- What this task involves -
Word for word, print each line of the listing below; pictures stay out.

- Information provided -

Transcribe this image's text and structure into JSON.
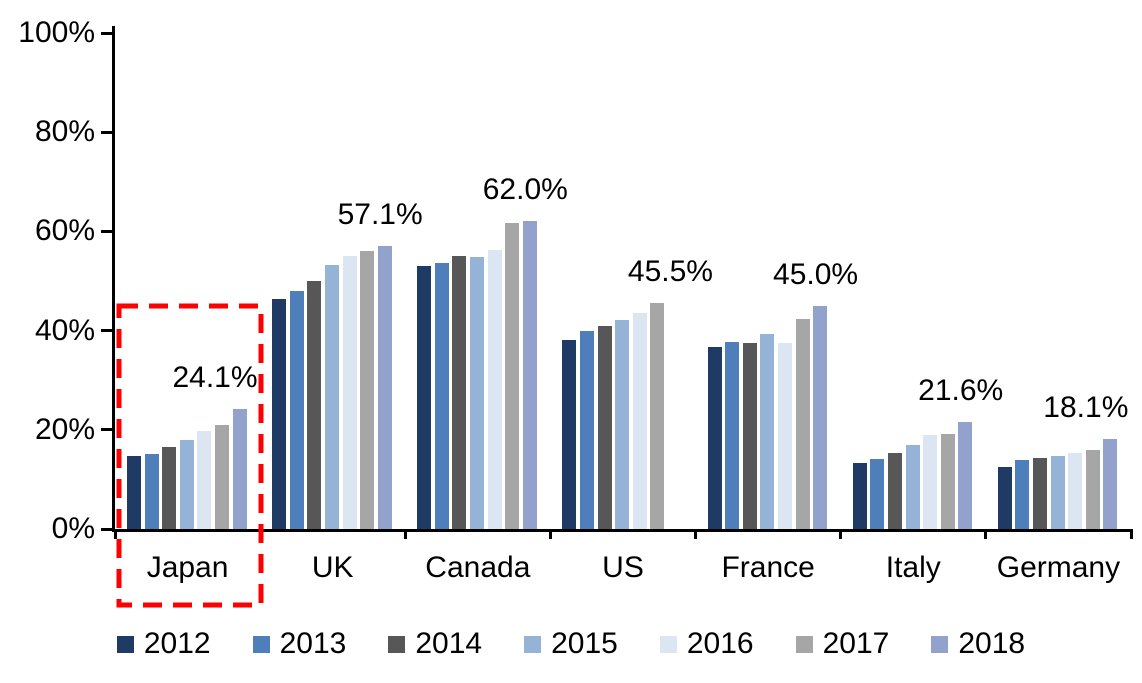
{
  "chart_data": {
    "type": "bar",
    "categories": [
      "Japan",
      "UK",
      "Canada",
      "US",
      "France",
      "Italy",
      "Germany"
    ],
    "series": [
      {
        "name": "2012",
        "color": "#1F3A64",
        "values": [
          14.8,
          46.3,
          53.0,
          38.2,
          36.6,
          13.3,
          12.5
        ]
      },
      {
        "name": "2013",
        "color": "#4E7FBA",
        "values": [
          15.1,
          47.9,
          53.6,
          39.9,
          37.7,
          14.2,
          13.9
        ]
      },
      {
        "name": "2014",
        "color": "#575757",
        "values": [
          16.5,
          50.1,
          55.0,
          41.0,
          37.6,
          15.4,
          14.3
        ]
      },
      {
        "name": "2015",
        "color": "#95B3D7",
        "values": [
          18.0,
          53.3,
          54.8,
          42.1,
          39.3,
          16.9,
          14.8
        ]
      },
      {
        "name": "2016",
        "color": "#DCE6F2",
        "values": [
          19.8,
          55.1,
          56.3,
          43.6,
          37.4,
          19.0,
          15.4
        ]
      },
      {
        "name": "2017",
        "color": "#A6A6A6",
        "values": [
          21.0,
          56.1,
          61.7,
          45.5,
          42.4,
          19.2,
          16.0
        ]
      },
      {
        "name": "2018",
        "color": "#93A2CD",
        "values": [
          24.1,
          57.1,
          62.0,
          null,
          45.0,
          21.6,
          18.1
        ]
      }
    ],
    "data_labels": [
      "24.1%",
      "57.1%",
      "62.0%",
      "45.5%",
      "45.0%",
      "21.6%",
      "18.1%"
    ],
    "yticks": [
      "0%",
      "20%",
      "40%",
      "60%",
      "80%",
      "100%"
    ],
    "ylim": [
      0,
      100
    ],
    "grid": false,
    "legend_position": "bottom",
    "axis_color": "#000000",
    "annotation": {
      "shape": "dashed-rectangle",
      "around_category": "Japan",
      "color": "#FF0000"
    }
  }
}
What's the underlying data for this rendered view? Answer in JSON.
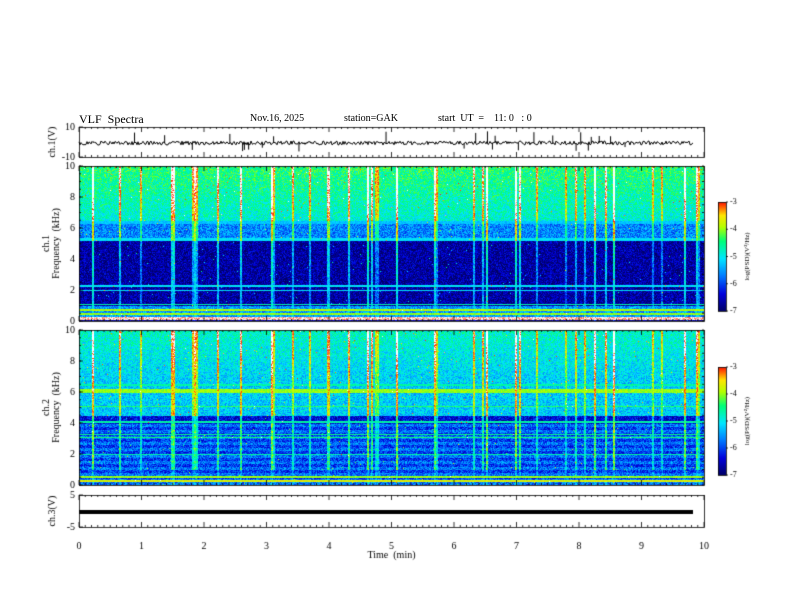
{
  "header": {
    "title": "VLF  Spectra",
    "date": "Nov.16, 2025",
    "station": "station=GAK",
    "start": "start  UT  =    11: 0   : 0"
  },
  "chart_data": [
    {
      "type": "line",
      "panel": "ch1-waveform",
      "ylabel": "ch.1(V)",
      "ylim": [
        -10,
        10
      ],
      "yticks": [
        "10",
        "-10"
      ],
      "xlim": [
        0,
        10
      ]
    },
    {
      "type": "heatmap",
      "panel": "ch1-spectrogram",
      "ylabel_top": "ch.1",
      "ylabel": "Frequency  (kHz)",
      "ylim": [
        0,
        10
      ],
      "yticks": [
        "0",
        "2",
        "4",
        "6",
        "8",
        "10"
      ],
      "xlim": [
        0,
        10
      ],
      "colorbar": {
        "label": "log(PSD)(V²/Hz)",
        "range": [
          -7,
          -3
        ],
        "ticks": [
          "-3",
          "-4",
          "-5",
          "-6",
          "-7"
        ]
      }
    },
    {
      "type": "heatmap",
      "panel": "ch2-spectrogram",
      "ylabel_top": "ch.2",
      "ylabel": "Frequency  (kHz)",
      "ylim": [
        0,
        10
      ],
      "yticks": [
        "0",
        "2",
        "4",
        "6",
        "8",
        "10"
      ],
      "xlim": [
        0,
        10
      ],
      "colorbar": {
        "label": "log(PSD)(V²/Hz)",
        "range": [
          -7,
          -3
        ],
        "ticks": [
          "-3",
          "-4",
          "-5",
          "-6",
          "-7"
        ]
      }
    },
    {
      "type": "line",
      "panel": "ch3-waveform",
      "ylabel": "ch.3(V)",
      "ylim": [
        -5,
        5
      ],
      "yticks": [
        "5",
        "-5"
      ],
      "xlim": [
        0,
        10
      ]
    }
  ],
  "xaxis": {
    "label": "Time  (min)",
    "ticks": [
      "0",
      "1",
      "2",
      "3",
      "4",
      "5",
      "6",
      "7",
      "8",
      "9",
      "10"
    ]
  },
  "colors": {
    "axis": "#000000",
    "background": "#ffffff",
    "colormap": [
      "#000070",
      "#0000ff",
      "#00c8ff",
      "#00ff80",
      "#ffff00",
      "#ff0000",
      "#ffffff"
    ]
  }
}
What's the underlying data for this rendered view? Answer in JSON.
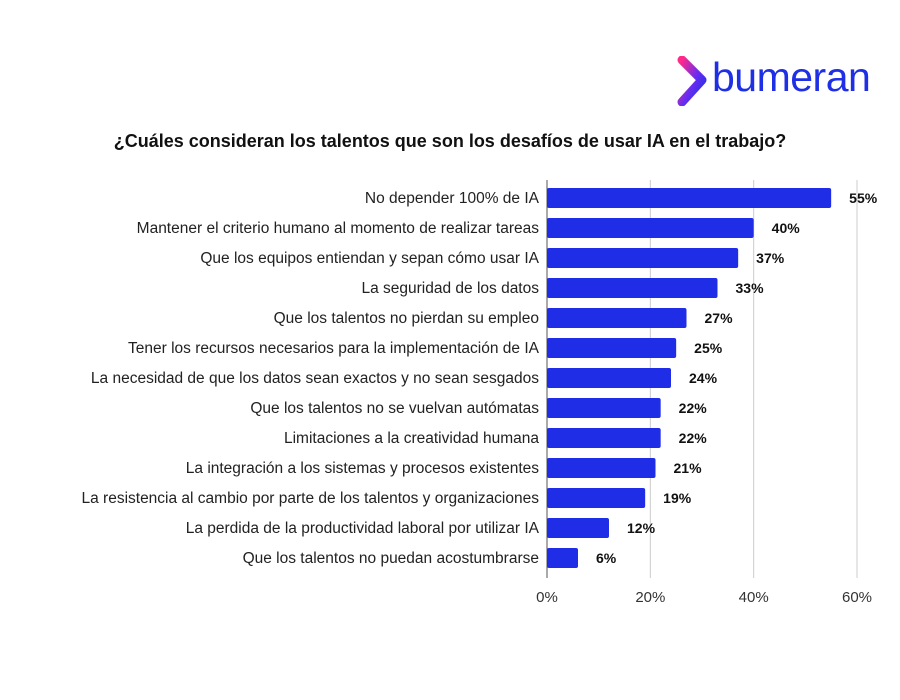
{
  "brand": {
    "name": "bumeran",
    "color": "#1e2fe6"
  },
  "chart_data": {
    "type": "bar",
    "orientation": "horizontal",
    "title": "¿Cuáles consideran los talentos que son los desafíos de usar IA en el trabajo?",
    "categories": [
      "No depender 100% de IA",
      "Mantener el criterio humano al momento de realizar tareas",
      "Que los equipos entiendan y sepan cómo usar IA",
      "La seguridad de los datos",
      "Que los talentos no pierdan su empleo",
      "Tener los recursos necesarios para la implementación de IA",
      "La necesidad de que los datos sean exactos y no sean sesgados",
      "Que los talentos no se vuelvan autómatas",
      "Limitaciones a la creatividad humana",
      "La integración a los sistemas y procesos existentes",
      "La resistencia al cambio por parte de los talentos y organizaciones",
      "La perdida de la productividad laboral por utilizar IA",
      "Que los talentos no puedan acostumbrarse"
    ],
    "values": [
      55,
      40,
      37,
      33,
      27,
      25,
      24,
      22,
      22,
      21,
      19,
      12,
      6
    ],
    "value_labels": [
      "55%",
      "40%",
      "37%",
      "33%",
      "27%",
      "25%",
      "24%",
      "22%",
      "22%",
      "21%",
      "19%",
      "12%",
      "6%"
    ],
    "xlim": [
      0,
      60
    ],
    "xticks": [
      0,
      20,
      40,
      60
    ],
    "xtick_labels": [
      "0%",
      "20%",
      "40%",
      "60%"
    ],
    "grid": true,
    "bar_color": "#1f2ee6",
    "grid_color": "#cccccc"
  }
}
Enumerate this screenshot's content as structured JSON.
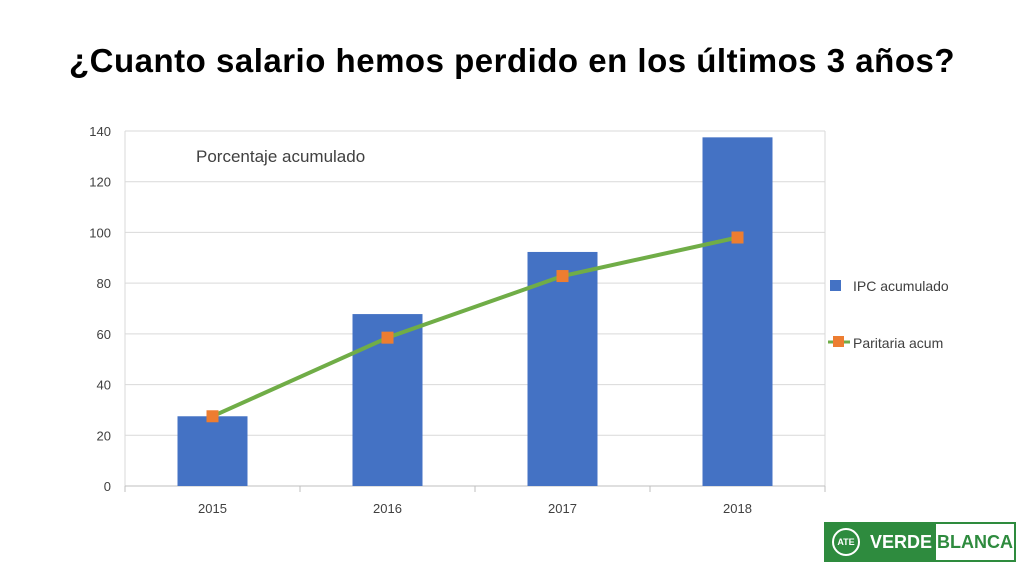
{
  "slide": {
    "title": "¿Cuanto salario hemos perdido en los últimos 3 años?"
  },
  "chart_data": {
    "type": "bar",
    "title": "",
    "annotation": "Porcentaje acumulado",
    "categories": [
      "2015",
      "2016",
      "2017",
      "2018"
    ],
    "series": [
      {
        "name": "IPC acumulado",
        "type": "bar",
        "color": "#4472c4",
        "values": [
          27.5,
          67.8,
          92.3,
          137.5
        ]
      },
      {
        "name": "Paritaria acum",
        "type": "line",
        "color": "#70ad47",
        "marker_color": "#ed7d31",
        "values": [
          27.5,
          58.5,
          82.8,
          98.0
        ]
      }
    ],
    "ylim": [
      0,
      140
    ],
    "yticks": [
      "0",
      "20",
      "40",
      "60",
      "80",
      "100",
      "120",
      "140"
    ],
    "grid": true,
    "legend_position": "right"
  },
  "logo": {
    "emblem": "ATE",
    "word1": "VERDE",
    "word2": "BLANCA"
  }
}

- Result of the task -
Transcribe this image's text and structure into JSON.
{
  "chart_data": {
    "type": "bar",
    "categories": [
      "Japan",
      "UK",
      "Canada",
      "US",
      "France",
      "Italy",
      "Germany"
    ],
    "series": [
      {
        "name": "2012",
        "color": "#1F3A64",
        "values": [
          14.8,
          46.3,
          53.0,
          38.2,
          36.6,
          13.3,
          12.5
        ]
      },
      {
        "name": "2013",
        "color": "#4E7FBA",
        "values": [
          15.1,
          47.9,
          53.6,
          39.9,
          37.7,
          14.2,
          13.9
        ]
      },
      {
        "name": "2014",
        "color": "#575757",
        "values": [
          16.5,
          50.1,
          55.0,
          41.0,
          37.6,
          15.4,
          14.3
        ]
      },
      {
        "name": "2015",
        "color": "#95B3D7",
        "values": [
          18.0,
          53.3,
          54.8,
          42.1,
          39.3,
          16.9,
          14.8
        ]
      },
      {
        "name": "2016",
        "color": "#DCE6F2",
        "values": [
          19.8,
          55.1,
          56.3,
          43.6,
          37.4,
          19.0,
          15.4
        ]
      },
      {
        "name": "2017",
        "color": "#A6A6A6",
        "values": [
          21.0,
          56.1,
          61.7,
          45.5,
          42.4,
          19.2,
          16.0
        ]
      },
      {
        "name": "2018",
        "color": "#93A2CD",
        "values": [
          24.1,
          57.1,
          62.0,
          null,
          45.0,
          21.6,
          18.1
        ]
      }
    ],
    "data_labels": [
      "24.1%",
      "57.1%",
      "62.0%",
      "45.5%",
      "45.0%",
      "21.6%",
      "18.1%"
    ],
    "yticks": [
      "0%",
      "20%",
      "40%",
      "60%",
      "80%",
      "100%"
    ],
    "ylim": [
      0,
      100
    ],
    "grid": false,
    "legend_position": "bottom",
    "axis_color": "#000000",
    "annotation": {
      "shape": "dashed-rectangle",
      "around_category": "Japan",
      "color": "#FF0000"
    }
  }
}
What's the underlying data for this rendered view? Answer in JSON.
{
  "header": {
    "title": "VLF  Spectra",
    "date": "Nov.16, 2025",
    "station": "station=GAK",
    "start": "start  UT  =    11: 0   : 0"
  },
  "chart_data": [
    {
      "type": "line",
      "panel": "ch1-waveform",
      "ylabel": "ch.1(V)",
      "ylim": [
        -10,
        10
      ],
      "yticks": [
        "10",
        "-10"
      ],
      "xlim": [
        0,
        10
      ]
    },
    {
      "type": "heatmap",
      "panel": "ch1-spectrogram",
      "ylabel_top": "ch.1",
      "ylabel": "Frequency  (kHz)",
      "ylim": [
        0,
        10
      ],
      "yticks": [
        "0",
        "2",
        "4",
        "6",
        "8",
        "10"
      ],
      "xlim": [
        0,
        10
      ],
      "colorbar": {
        "label": "log(PSD)(V²/Hz)",
        "range": [
          -7,
          -3
        ],
        "ticks": [
          "-3",
          "-4",
          "-5",
          "-6",
          "-7"
        ]
      }
    },
    {
      "type": "heatmap",
      "panel": "ch2-spectrogram",
      "ylabel_top": "ch.2",
      "ylabel": "Frequency  (kHz)",
      "ylim": [
        0,
        10
      ],
      "yticks": [
        "0",
        "2",
        "4",
        "6",
        "8",
        "10"
      ],
      "xlim": [
        0,
        10
      ],
      "colorbar": {
        "label": "log(PSD)(V²/Hz)",
        "range": [
          -7,
          -3
        ],
        "ticks": [
          "-3",
          "-4",
          "-5",
          "-6",
          "-7"
        ]
      }
    },
    {
      "type": "line",
      "panel": "ch3-waveform",
      "ylabel": "ch.3(V)",
      "ylim": [
        -5,
        5
      ],
      "yticks": [
        "5",
        "-5"
      ],
      "xlim": [
        0,
        10
      ]
    }
  ],
  "xaxis": {
    "label": "Time  (min)",
    "ticks": [
      "0",
      "1",
      "2",
      "3",
      "4",
      "5",
      "6",
      "7",
      "8",
      "9",
      "10"
    ]
  },
  "colors": {
    "axis": "#000000",
    "background": "#ffffff",
    "colormap": [
      "#000070",
      "#0000ff",
      "#00c8ff",
      "#00ff80",
      "#ffff00",
      "#ff0000",
      "#ffffff"
    ]
  }
}
What's the underlying data for this rendered view? Answer in JSON.
{
  "brand": {
    "name": "bumeran",
    "color": "#1e2fe6"
  },
  "chart_data": {
    "type": "bar",
    "orientation": "horizontal",
    "title": "¿Cuáles consideran los talentos que son los desafíos de usar IA en el trabajo?",
    "categories": [
      "No depender 100% de IA",
      "Mantener el criterio humano al momento de realizar tareas",
      "Que los equipos entiendan y sepan cómo usar IA",
      "La seguridad de los datos",
      "Que los talentos no pierdan su empleo",
      "Tener los recursos necesarios para la implementación de IA",
      "La necesidad de que los datos sean exactos y no sean sesgados",
      "Que los talentos no se vuelvan autómatas",
      "Limitaciones a la creatividad humana",
      "La integración a los sistemas y procesos existentes",
      "La resistencia al cambio por parte de los talentos y organizaciones",
      "La perdida de la productividad laboral por utilizar IA",
      "Que los talentos no puedan acostumbrarse"
    ],
    "values": [
      55,
      40,
      37,
      33,
      27,
      25,
      24,
      22,
      22,
      21,
      19,
      12,
      6
    ],
    "value_labels": [
      "55%",
      "40%",
      "37%",
      "33%",
      "27%",
      "25%",
      "24%",
      "22%",
      "22%",
      "21%",
      "19%",
      "12%",
      "6%"
    ],
    "xlim": [
      0,
      60
    ],
    "xticks": [
      0,
      20,
      40,
      60
    ],
    "xtick_labels": [
      "0%",
      "20%",
      "40%",
      "60%"
    ],
    "grid": true,
    "bar_color": "#1f2ee6",
    "grid_color": "#cccccc"
  }
}
Enumerate this screenshot's content as structured JSON.
{
  "slide": {
    "title": "¿Cuanto salario hemos perdido en los últimos 3 años?"
  },
  "chart_data": {
    "type": "bar",
    "title": "",
    "annotation": "Porcentaje acumulado",
    "categories": [
      "2015",
      "2016",
      "2017",
      "2018"
    ],
    "series": [
      {
        "name": "IPC acumulado",
        "type": "bar",
        "color": "#4472c4",
        "values": [
          27.5,
          67.8,
          92.3,
          137.5
        ]
      },
      {
        "name": "Paritaria acum",
        "type": "line",
        "color": "#70ad47",
        "marker_color": "#ed7d31",
        "values": [
          27.5,
          58.5,
          82.8,
          98.0
        ]
      }
    ],
    "ylim": [
      0,
      140
    ],
    "yticks": [
      "0",
      "20",
      "40",
      "60",
      "80",
      "100",
      "120",
      "140"
    ],
    "grid": true,
    "legend_position": "right"
  },
  "logo": {
    "emblem": "ATE",
    "word1": "VERDE",
    "word2": "BLANCA"
  }
}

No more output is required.